→ Dataset rows about figures:
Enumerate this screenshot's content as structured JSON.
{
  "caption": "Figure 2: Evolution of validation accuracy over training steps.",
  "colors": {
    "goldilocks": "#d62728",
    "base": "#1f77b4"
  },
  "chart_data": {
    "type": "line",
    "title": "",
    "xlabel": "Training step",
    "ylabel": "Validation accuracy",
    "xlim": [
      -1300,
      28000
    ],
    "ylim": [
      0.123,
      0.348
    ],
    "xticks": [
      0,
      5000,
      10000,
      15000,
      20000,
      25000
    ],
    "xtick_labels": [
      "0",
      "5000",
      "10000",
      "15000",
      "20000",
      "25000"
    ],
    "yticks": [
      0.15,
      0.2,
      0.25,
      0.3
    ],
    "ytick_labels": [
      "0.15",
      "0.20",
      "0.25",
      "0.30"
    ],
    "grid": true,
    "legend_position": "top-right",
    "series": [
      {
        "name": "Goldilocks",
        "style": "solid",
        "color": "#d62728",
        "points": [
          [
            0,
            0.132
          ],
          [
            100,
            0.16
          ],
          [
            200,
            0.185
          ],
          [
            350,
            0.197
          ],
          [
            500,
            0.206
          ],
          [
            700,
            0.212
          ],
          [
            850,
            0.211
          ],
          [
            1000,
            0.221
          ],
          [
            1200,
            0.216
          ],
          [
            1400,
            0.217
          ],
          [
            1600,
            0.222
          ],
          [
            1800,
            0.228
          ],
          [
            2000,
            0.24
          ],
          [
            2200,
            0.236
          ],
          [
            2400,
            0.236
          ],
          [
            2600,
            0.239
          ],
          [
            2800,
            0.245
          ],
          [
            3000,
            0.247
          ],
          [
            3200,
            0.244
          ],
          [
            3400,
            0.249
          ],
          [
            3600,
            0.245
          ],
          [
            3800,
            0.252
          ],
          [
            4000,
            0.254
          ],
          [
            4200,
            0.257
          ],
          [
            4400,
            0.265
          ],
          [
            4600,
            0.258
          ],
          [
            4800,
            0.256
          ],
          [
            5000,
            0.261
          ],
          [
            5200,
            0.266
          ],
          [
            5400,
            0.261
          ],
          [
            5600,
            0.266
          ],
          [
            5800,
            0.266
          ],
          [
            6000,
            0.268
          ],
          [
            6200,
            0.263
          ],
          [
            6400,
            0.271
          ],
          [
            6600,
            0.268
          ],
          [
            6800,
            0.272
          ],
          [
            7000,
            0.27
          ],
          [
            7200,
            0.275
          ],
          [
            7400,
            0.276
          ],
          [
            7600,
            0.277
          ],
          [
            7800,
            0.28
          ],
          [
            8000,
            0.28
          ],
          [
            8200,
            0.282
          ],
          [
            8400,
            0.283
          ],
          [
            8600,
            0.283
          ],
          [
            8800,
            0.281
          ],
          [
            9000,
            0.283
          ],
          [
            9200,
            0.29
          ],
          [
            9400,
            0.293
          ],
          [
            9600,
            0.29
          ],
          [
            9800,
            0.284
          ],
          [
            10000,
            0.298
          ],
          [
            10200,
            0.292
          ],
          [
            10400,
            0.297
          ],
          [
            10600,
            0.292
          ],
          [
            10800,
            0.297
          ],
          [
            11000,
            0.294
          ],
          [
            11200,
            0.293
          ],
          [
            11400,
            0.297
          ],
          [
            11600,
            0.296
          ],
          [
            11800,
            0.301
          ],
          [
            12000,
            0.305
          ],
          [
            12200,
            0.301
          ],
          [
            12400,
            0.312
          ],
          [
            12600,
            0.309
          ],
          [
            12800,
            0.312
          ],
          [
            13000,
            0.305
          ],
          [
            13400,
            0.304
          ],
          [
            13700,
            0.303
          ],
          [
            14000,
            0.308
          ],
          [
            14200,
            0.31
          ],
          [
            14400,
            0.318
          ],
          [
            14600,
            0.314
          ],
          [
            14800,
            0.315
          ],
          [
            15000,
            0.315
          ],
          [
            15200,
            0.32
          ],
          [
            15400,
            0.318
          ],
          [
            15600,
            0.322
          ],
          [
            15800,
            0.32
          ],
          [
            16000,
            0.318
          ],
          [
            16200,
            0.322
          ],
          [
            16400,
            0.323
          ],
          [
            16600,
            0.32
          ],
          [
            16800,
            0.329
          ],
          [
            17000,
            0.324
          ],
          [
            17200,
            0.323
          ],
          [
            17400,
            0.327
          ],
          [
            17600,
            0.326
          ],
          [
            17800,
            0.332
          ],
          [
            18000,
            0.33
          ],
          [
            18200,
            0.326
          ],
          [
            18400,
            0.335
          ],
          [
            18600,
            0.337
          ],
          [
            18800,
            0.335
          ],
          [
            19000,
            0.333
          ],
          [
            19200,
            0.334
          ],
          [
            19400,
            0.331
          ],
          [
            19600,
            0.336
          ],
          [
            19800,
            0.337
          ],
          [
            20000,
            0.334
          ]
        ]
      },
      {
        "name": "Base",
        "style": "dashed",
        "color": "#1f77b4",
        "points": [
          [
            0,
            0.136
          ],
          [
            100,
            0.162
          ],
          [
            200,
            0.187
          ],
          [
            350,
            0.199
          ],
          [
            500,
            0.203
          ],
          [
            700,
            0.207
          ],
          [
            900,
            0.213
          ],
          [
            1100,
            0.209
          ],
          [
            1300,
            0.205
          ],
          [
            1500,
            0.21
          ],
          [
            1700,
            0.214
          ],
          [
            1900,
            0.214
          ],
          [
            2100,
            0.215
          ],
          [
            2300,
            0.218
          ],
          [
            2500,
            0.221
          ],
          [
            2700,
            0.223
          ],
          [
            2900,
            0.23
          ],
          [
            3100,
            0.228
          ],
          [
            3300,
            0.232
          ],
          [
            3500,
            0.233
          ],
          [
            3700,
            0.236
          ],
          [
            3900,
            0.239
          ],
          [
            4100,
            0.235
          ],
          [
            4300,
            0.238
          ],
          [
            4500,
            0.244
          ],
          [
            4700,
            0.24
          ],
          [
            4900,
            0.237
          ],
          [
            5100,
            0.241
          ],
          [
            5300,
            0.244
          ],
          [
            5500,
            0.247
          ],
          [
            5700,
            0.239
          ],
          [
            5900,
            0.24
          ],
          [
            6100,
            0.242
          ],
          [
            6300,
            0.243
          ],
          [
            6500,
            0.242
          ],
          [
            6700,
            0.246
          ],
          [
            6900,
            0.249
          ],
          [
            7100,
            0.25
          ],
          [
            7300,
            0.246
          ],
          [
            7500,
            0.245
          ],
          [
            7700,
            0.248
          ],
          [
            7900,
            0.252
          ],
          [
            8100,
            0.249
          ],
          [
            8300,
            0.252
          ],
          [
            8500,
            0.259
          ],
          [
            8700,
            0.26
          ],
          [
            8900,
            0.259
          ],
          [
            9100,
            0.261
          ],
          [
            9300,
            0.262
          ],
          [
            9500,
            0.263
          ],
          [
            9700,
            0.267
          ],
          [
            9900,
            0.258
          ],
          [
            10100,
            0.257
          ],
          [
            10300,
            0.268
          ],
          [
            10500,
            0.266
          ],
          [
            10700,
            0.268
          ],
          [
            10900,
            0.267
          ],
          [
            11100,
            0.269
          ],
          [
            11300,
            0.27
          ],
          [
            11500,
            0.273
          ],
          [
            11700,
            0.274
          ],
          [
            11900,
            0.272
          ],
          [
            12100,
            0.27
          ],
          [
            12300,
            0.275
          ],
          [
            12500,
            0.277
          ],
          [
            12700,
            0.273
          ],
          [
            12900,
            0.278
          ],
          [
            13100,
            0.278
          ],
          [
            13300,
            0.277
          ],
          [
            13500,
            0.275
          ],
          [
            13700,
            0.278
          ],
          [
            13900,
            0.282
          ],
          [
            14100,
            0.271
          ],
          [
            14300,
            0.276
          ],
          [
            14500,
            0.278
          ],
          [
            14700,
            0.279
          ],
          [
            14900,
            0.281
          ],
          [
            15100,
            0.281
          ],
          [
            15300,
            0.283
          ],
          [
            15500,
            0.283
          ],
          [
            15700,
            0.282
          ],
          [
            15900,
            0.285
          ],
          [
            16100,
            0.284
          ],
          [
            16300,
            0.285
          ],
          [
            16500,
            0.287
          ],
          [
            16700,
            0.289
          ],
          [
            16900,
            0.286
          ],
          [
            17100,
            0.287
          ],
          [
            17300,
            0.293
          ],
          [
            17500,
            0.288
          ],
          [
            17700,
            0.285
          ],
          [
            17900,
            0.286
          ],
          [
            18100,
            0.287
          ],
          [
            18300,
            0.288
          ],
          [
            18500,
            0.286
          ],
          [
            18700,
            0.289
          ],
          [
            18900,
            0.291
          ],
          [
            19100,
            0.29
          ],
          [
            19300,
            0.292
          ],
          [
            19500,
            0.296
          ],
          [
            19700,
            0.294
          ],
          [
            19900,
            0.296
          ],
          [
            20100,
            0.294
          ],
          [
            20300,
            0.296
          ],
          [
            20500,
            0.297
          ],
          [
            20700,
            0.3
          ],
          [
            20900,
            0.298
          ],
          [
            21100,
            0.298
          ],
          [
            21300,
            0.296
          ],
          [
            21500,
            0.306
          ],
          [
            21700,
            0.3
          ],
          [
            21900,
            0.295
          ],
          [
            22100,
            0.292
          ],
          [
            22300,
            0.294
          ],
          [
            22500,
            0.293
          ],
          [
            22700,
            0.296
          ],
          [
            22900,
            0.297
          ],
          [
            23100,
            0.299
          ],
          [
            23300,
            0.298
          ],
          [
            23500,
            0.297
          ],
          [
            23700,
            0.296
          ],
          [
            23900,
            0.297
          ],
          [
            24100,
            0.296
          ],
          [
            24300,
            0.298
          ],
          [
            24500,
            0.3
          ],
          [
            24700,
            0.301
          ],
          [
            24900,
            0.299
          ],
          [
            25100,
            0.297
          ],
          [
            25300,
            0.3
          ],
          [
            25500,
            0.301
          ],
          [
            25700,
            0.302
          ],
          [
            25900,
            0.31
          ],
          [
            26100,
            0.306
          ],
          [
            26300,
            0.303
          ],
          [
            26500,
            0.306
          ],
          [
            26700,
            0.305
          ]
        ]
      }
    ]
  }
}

→ Requirement:
From the records above, pull out every line containing the word "accuracy".

→ Full solution:
  "caption": "Figure 2: Evolution of validation accuracy over training steps.",
    "ylabel": "Validation accuracy",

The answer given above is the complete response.